- _Task to complete_
Using the listing below, report all lines holding the word "this".

- _Data shown_
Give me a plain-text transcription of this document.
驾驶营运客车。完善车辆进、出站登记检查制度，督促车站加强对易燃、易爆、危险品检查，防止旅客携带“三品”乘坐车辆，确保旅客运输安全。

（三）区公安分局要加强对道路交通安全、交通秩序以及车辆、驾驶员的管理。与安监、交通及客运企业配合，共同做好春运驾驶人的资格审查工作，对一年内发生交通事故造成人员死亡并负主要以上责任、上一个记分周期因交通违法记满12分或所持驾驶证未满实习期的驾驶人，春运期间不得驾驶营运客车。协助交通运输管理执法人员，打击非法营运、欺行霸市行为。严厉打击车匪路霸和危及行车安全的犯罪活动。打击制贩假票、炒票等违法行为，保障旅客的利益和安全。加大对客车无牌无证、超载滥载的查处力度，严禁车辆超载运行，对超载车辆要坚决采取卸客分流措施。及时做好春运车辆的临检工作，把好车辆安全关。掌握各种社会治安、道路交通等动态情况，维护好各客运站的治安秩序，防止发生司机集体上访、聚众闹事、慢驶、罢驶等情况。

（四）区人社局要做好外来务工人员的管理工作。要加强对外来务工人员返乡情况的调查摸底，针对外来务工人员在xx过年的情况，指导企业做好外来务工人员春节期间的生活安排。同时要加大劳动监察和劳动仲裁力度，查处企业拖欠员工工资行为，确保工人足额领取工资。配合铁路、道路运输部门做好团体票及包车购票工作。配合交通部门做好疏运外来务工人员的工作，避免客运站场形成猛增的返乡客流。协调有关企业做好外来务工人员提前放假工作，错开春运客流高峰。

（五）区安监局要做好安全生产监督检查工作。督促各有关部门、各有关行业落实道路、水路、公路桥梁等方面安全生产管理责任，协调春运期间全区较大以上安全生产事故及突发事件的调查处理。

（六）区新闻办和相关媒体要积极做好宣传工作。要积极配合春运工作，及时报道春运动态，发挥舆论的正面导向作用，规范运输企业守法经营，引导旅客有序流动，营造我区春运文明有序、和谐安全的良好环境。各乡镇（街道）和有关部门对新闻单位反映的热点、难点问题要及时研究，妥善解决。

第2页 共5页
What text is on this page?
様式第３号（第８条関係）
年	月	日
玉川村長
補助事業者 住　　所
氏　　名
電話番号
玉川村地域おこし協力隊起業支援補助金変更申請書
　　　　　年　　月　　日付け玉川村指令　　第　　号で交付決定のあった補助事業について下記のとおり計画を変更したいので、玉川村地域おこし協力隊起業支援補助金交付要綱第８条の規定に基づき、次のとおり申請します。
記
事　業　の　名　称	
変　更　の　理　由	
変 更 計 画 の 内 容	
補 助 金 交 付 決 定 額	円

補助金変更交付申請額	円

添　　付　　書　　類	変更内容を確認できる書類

- _Exercise answer_
Give me a plain-text transcription of this document.
What text is on this page?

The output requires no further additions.